指示 1: 『聲の形』の読了をめぐる文章から、「今までの熱意からして、てっき」という語句を含む箇所で始まり「それは「聲の形」を読む際に取り決めた約束事だったからだ。」で終わる部分を、一字も変えずに書き写してください。
指示 2: 『聲の形』の読了をめぐる文章を、掲載されている最後の文に続けて書き継いでください。

掲載文:

════════════════

別れと再会(終盤)


 終わりが近づいてくるにつれ、切なさが湧き上がってくる。

 レビューや「妄作論」を進めつつ、毎日2時間の考察を続けた。後悔しないように、今を踏みしめて。

 ここ一番の懸念は、無理をすることで体調を崩すことだった。十全に内容を楽しめなくなることだった。



 7週目……最終巻を初日で読み終えて、一息ついて出てきた言葉は「そうなのか」だった。

 話は全部終わった。ここから先はもうない。

 残りの日々は細かい部分をじっくり見るとしても、これ以上、目の前の漫画には何も描かれてはいない。

 今までの熱意からして、てっきり物凄い喪失感がやってくる「○○ロス」みたいな状態になると思っていたのに、特段そんなことはなかった。


 未来を想像することは出来た。二次創作を調べてみたら「if」とか「after」が出てきそうだなと思った。

 別れは惜しいし、すがるように隅々まで読んだけれど、予定をずらそうとは思わなかった。

 それは「聲の形」を読む際に取り決めた約束事だったからだ。



 書いていて、ひとつ昔のことを思い出した。

「聲の形」に触れるずっと前……中学だったか、高校だったかの時に、クレヨンしんちゃんの漫画(コンビニで売られている特選版みたいなやつ)を読んだことがある。

 もうほとんど忘れてしまったが、不思議と印象に残ったシーンがあった。


 それは、何らかのきっかけで剣道を一時的にやることになったしんちゃんが、激戦の末にライバルを倒した後の場面だった。

════════════════

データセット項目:
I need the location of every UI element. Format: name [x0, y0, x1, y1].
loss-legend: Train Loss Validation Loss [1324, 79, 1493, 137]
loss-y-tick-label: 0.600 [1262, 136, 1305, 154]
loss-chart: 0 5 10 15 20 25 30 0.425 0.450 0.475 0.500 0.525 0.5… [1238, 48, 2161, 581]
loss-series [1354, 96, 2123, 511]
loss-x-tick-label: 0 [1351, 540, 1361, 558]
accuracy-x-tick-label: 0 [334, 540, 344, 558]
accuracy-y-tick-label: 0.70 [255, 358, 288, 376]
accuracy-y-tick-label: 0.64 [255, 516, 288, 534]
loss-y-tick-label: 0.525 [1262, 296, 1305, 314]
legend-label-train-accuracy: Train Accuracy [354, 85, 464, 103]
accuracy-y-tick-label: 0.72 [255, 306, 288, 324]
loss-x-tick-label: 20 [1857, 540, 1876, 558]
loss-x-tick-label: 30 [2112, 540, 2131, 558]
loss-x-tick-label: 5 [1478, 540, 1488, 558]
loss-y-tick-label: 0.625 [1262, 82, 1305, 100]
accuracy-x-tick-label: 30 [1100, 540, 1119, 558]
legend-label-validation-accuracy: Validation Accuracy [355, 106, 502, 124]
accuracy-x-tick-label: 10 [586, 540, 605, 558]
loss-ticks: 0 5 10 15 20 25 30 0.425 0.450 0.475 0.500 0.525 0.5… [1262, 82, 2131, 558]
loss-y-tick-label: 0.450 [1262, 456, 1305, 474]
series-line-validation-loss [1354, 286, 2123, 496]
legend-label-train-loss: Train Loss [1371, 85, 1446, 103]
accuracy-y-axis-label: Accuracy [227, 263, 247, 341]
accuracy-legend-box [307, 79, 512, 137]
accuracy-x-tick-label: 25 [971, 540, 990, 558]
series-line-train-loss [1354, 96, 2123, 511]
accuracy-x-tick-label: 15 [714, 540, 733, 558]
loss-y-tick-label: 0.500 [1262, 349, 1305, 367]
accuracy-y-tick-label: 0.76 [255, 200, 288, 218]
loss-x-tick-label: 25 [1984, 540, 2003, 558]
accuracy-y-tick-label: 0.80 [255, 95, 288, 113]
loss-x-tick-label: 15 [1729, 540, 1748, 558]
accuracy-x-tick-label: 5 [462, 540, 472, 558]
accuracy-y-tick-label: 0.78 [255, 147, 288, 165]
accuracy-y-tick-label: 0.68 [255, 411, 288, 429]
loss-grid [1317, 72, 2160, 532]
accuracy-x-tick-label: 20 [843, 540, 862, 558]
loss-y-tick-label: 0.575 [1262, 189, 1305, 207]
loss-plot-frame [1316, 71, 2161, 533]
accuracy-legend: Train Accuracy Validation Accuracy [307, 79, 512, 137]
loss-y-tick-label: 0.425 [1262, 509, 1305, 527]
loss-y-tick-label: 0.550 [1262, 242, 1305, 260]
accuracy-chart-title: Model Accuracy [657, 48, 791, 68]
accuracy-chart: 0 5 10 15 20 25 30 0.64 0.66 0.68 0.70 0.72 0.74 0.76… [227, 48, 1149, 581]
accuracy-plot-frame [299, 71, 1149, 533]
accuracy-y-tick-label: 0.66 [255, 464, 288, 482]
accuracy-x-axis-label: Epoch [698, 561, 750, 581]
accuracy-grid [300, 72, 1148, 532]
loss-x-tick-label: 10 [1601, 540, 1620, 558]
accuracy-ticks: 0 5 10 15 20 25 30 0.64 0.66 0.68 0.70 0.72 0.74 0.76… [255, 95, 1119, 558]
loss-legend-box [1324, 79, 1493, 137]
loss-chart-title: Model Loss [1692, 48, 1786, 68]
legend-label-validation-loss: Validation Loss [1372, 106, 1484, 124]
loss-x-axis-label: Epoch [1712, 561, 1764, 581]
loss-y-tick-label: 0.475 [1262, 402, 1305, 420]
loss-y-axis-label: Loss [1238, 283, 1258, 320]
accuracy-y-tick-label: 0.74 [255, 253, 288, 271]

════════════════

正解 1:
今までの熱意からして、てっきり物凄い喪失感がやってくる「○○ロス」みたいな状態になると思っていたのに、特段そんなことはなかった。


 未来を想像することは出来た。二次創作を調べてみたら「if」とか「after」が出てきそうだなと思った。

 別れは惜しいし、すがるように隅々まで読んだけれど、予定をずらそうとは思わなかった。

 それは「聲の形」を読む際に取り決めた約束事だったからだ。

正解 2:
 試合には野原一家や、一緒に特訓していた剣道の先生も同席していた。だが、しんちゃんは勝利を噛みしめることもなく「この後、アクション仮面があるんだった」と言って走り去ってしまうのだ。

 そして先生はこの行動に不思議と納得したような顔をして「もう彼が剣道をやることはないだろう」と語った。


 当時の自分は思った。「しんちゃんはともかく、先生はなんでそう言ったのだろう?」と。

 目標だったライバルに勝って、剣道を続ける意義がなくなったことを悟ったからかもしれない。

 それとも、尺の都合だったのかもしれない。あくまで数あるストーリーのひとつ「○○編」にすぎないから、剣道の設定自体をリセットするためにセリフを付けたとも見れる。

 あるいは、ただ単に意図なく呟いただけかもしれない。


 想定ならいくらでも出来る。

 でも、そのシーンはずっと残り続けたし、「聲の形」を読み終えた際の心境にどうにも近いものを感じた。



 最終週……通して読み進めた。

 1巻の内容なんてほぼ 2ヶ月ぶりだったのに、はっきりと覚えていた。1週間かけただけのことはあった。

 大体見通しは立てていたのだが……通して読んでみると、大きく変化したのだなあと驚いた。

 1巻を読みながら、2巻以降で示された内容、背景に思いをせる。最初に読んだ時にはやれなかったことが出来、見えなかったものが見える。

 苦手なシーン・キャラクターまで、すっぽりと収まっていくのを感じる。


 とはいえ、突っ込みどころが全くないわけでもない。繰り返し読んでいけば、そういった点も見える。実際、取り上げているモチーフから、連載中も批判を受けていたらしいのは知っている。

 個人内で検察側と弁護側を作って論争したりもした。理由付けが出来たものもあれば、出来なかった(割り切れなかった)ものもあった。



 全然読み足りていないことに気付いたのは、最終日である。

 これでは未練が残る。とはいえ、既に決めた約束を簡単に崩すわけにもいかない。

 色々悩んだ。覚悟して全力で取り組んだ。

 それに見合った成果も出た。これ以上を求める必要が本当にあるのか?


 だが、それだけ追いかけ続けたものを「これっきり」にしてしまってもいいのか? 現時点の自分だけで良いのか? 別の時点の自分はまた違った発見をするかもしれないし……

 なによりも、まだ接していたい。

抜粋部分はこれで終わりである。